● WRITTEN INSTRUCTION
Below is a set of records. Repeat all of them exactly.

● MATERIAL
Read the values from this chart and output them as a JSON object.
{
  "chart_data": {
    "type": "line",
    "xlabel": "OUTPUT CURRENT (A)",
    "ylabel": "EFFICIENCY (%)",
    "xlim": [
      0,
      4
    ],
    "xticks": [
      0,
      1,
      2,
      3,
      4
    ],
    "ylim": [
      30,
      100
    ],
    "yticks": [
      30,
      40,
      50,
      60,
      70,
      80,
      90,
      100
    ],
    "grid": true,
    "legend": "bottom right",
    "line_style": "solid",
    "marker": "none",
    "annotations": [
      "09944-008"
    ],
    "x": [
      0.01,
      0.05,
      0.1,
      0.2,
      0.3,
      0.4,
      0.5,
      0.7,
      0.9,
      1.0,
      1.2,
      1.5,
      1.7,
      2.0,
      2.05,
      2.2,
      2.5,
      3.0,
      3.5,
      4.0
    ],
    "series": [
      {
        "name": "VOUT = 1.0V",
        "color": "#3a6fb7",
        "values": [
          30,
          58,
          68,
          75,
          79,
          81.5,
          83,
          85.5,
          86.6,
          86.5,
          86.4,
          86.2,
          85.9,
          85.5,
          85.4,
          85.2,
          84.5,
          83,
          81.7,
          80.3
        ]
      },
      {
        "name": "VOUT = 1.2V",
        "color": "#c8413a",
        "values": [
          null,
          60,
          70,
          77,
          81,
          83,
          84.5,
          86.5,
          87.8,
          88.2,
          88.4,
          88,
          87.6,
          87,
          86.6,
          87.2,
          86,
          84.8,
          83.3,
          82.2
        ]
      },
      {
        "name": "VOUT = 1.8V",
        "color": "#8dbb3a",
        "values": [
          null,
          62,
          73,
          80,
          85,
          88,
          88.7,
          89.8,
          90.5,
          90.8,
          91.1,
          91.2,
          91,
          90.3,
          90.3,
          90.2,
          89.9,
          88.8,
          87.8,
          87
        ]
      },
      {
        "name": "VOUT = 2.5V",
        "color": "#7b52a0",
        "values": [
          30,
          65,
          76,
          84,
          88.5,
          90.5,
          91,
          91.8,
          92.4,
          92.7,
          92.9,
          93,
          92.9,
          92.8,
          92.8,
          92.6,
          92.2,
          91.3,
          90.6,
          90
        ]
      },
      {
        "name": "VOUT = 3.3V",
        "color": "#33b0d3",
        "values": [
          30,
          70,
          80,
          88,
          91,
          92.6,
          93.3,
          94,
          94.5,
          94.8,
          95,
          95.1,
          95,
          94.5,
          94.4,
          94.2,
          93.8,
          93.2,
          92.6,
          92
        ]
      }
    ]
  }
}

● OUTPUT FOR THIS TASK
Read the values from this chart and output them as a JSON object.
{
  "chart_data": {
    "type": "line",
    "xlabel": "OUTPUT CURRENT (A)",
    "ylabel": "EFFICIENCY (%)",
    "xlim": [
      0,
      4
    ],
    "xticks": [
      0,
      1,
      2,
      3,
      4
    ],
    "ylim": [
      30,
      100
    ],
    "yticks": [
      30,
      40,
      50,
      60,
      70,
      80,
      90,
      100
    ],
    "grid": true,
    "legend": "bottom right",
    "line_style": "solid",
    "marker": "none",
    "annotations": [
      "09944-008"
    ],
    "x": [
      0.01,
      0.05,
      0.1,
      0.2,
      0.3,
      0.4,
      0.5,
      0.7,
      0.9,
      1.0,
      1.2,
      1.5,
      1.7,
      2.0,
      2.05,
      2.2,
      2.5,
      3.0,
      3.5,
      4.0
    ],
    "series": [
      {
        "name": "VOUT = 1.0V",
        "color": "#3a6fb7",
        "values": [
          30,
          58,
          68,
          75,
          79,
          81.5,
          83,
          85.5,
          86.6,
          86.5,
          86.4,
          86.2,
          85.9,
          85.5,
          85.4,
          85.2,
          84.5,
          83,
          81.7,
          80.3
        ]
      },
      {
        "name": "VOUT = 1.2V",
        "color": "#c8413a",
        "values": [
          null,
          60,
          70,
          77,
          81,
          83,
          84.5,
          86.5,
          87.8,
          88.2,
          88.4,
          88,
          87.6,
          87,
          86.6,
          87.2,
          86,
          84.8,
          83.3,
          82.2
        ]
      },
      {
        "name": "VOUT = 1.8V",
        "color": "#8dbb3a",
        "values": [
          null,
          62,
          73,
          80,
          85,
          88,
          88.7,
          89.8,
          90.5,
          90.8,
          91.1,
          91.2,
          91,
          90.3,
          90.3,
          90.2,
          89.9,
          88.8,
          87.8,
          87
        ]
      },
      {
        "name": "VOUT = 2.5V",
        "color": "#7b52a0",
        "values": [
          30,
          65,
          76,
          84,
          88.5,
          90.5,
          91,
          91.8,
          92.4,
          92.7,
          92.9,
          93,
          92.9,
          92.8,
          92.8,
          92.6,
          92.2,
          91.3,
          90.6,
          90
        ]
      },
      {
        "name": "VOUT = 3.3V",
        "color": "#33b0d3",
        "values": [
          30,
          70,
          80,
          88,
          91,
          92.6,
          93.3,
          94,
          94.5,
          94.8,
          95,
          95.1,
          95,
          94.5,
          94.4,
          94.2,
          93.8,
          93.2,
          92.6,
          92
        ]
      }
    ]
  }
}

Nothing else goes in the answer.